- _Records supplied_:
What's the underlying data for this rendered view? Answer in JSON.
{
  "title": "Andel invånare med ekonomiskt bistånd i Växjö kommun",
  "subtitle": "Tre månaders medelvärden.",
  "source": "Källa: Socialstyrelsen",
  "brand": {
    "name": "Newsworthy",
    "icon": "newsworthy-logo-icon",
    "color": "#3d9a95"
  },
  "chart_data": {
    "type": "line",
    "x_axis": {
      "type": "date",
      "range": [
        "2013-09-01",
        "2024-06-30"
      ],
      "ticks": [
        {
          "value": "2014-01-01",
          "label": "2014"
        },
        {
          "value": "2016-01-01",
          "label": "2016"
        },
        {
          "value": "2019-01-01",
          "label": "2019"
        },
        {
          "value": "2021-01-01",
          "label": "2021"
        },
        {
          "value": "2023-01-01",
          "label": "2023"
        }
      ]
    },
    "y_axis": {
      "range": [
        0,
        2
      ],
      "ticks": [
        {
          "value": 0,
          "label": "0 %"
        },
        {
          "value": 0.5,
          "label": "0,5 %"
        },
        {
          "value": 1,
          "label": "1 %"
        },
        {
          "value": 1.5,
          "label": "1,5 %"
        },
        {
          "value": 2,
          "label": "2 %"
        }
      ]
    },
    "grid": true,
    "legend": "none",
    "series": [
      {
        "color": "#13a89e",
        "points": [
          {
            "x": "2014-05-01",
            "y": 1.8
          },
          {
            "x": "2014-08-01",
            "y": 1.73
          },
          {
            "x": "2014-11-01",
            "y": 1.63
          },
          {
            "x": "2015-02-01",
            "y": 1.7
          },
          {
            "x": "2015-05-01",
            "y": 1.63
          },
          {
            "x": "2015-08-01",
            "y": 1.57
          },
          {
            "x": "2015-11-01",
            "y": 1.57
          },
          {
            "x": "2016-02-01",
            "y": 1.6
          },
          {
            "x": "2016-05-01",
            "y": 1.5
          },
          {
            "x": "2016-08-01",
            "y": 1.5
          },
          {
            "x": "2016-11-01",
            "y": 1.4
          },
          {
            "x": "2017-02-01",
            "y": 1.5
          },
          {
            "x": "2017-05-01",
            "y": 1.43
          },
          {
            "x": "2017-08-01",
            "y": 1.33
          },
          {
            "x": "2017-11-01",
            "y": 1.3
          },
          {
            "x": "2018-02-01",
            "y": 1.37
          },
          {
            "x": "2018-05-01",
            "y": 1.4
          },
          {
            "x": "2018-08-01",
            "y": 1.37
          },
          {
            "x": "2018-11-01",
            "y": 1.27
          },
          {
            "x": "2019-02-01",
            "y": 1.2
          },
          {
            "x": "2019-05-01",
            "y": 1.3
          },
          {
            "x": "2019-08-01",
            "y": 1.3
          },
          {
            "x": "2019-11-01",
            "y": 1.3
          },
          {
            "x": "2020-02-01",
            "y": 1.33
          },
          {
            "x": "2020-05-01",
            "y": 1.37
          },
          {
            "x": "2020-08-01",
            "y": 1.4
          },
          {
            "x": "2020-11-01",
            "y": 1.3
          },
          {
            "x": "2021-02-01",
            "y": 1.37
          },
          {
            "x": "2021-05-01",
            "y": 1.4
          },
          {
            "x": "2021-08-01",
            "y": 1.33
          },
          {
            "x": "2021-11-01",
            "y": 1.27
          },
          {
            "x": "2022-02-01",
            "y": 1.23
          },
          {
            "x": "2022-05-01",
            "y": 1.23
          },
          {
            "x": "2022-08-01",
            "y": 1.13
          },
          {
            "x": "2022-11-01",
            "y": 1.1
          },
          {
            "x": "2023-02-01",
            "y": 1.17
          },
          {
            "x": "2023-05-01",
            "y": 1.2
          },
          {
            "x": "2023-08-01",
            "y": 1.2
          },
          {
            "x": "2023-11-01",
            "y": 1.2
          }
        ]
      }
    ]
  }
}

- _What you need to do_:
Copy the records above exactly as they appear.

- _Exercise answer_:
What's the underlying data for this rendered view? Answer in JSON.
{
  "title": "Andel invånare med ekonomiskt bistånd i Växjö kommun",
  "subtitle": "Tre månaders medelvärden.",
  "source": "Källa: Socialstyrelsen",
  "brand": {
    "name": "Newsworthy",
    "icon": "newsworthy-logo-icon",
    "color": "#3d9a95"
  },
  "chart_data": {
    "type": "line",
    "x_axis": {
      "type": "date",
      "range": [
        "2013-09-01",
        "2024-06-30"
      ],
      "ticks": [
        {
          "value": "2014-01-01",
          "label": "2014"
        },
        {
          "value": "2016-01-01",
          "label": "2016"
        },
        {
          "value": "2019-01-01",
          "label": "2019"
        },
        {
          "value": "2021-01-01",
          "label": "2021"
        },
        {
          "value": "2023-01-01",
          "label": "2023"
        }
      ]
    },
    "y_axis": {
      "range": [
        0,
        2
      ],
      "ticks": [
        {
          "value": 0,
          "label": "0 %"
        },
        {
          "value": 0.5,
          "label": "0,5 %"
        },
        {
          "value": 1,
          "label": "1 %"
        },
        {
          "value": 1.5,
          "label": "1,5 %"
        },
        {
          "value": 2,
          "label": "2 %"
        }
      ]
    },
    "grid": true,
    "legend": "none",
    "series": [
      {
        "color": "#13a89e",
        "points": [
          {
            "x": "2014-05-01",
            "y": 1.8
          },
          {
            "x": "2014-08-01",
            "y": 1.73
          },
          {
            "x": "2014-11-01",
            "y": 1.63
          },
          {
            "x": "2015-02-01",
            "y": 1.7
          },
          {
            "x": "2015-05-01",
            "y": 1.63
          },
          {
            "x": "2015-08-01",
            "y": 1.57
          },
          {
            "x": "2015-11-01",
            "y": 1.57
          },
          {
            "x": "2016-02-01",
            "y": 1.6
          },
          {
            "x": "2016-05-01",
            "y": 1.5
          },
          {
            "x": "2016-08-01",
            "y": 1.5
          },
          {
            "x": "2016-11-01",
            "y": 1.4
          },
          {
            "x": "2017-02-01",
            "y": 1.5
          },
          {
            "x": "2017-05-01",
            "y": 1.43
          },
          {
            "x": "2017-08-01",
            "y": 1.33
          },
          {
            "x": "2017-11-01",
            "y": 1.3
          },
          {
            "x": "2018-02-01",
            "y": 1.37
          },
          {
            "x": "2018-05-01",
            "y": 1.4
          },
          {
            "x": "2018-08-01",
            "y": 1.37
          },
          {
            "x": "2018-11-01",
            "y": 1.27
          },
          {
            "x": "2019-02-01",
            "y": 1.2
          },
          {
            "x": "2019-05-01",
            "y": 1.3
          },
          {
            "x": "2019-08-01",
            "y": 1.3
          },
          {
            "x": "2019-11-01",
            "y": 1.3
          },
          {
            "x": "2020-02-01",
            "y": 1.33
          },
          {
            "x": "2020-05-01",
            "y": 1.37
          },
          {
            "x": "2020-08-01",
            "y": 1.4
          },
          {
            "x": "2020-11-01",
            "y": 1.3
          },
          {
            "x": "2021-02-01",
            "y": 1.37
          },
          {
            "x": "2021-05-01",
            "y": 1.4
          },
          {
            "x": "2021-08-01",
            "y": 1.33
          },
          {
            "x": "2021-11-01",
            "y": 1.27
          },
          {
            "x": "2022-02-01",
            "y": 1.23
          },
          {
            "x": "2022-05-01",
            "y": 1.23
          },
          {
            "x": "2022-08-01",
            "y": 1.13
          },
          {
            "x": "2022-11-01",
            "y": 1.1
          },
          {
            "x": "2023-02-01",
            "y": 1.17
          },
          {
            "x": "2023-05-01",
            "y": 1.2
          },
          {
            "x": "2023-08-01",
            "y": 1.2
          },
          {
            "x": "2023-11-01",
            "y": 1.2
          }
        ]
      }
    ]
  }
}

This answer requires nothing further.